*Directions for this task*: Below is a listing. Gather each line of it that contains "background".

*Data*:

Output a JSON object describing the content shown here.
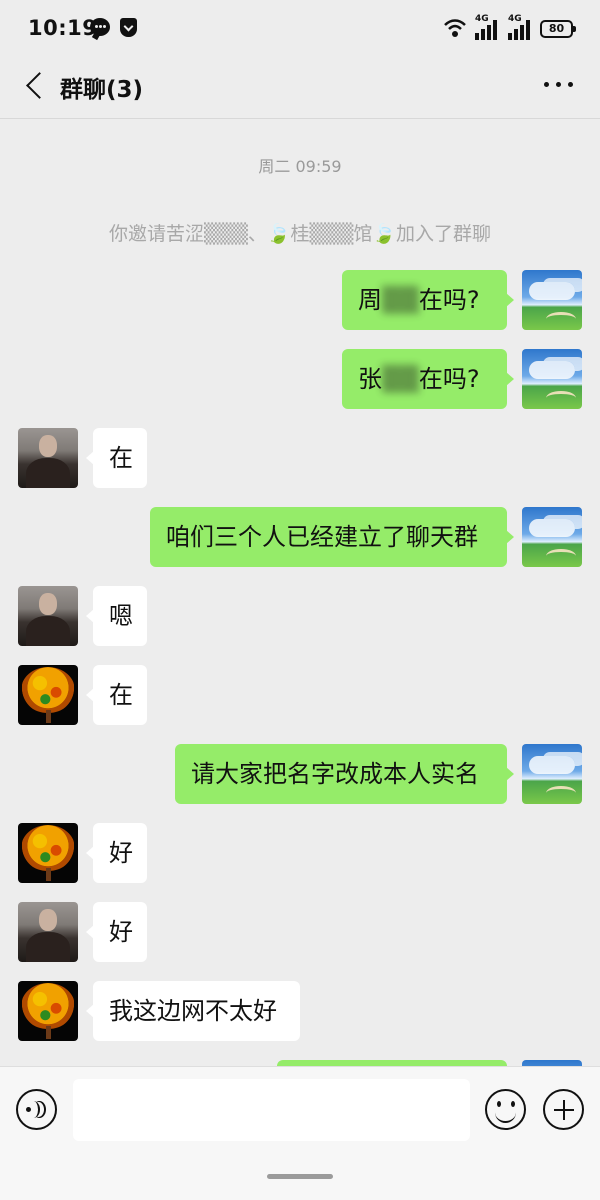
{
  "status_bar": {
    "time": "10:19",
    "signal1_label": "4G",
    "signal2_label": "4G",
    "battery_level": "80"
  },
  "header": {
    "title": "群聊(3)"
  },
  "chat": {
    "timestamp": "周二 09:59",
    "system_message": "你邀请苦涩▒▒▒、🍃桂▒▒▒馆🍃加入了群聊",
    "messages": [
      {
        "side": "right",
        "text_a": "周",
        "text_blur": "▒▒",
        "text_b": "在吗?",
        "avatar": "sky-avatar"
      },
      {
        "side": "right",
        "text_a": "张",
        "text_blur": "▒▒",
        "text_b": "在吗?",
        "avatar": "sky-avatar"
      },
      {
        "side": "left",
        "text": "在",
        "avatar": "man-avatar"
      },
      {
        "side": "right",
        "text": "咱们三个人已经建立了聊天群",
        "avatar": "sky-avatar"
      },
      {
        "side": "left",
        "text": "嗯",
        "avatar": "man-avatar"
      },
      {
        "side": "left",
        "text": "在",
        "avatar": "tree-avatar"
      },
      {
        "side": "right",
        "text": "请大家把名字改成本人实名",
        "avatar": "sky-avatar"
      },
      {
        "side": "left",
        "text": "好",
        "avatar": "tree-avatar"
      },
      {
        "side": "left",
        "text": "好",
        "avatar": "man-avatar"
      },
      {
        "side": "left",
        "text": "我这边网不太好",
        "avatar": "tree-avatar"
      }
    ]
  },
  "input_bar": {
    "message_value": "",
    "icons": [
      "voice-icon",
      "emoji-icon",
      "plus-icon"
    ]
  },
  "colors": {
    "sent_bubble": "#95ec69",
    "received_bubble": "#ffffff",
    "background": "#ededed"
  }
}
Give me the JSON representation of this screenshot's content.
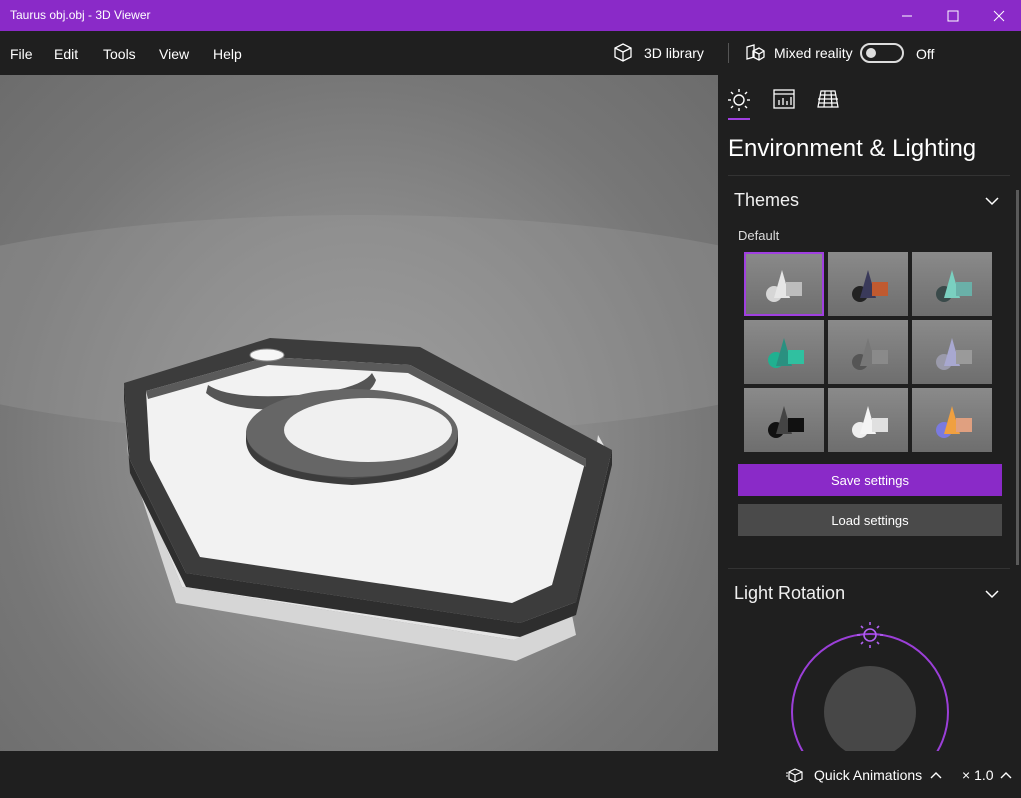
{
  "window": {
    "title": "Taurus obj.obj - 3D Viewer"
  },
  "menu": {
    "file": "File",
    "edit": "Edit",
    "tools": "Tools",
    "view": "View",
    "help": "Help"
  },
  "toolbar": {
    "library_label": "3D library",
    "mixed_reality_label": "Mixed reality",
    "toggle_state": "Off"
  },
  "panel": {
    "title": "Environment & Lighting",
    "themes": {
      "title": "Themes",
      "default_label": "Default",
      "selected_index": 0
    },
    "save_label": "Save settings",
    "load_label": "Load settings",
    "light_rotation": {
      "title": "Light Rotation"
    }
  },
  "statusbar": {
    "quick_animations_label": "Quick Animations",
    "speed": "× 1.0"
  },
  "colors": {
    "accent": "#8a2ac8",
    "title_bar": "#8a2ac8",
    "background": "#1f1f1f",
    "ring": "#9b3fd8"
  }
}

*Exercise solution*:
    "background": "#ededed"
    "background": "#1f1f1f",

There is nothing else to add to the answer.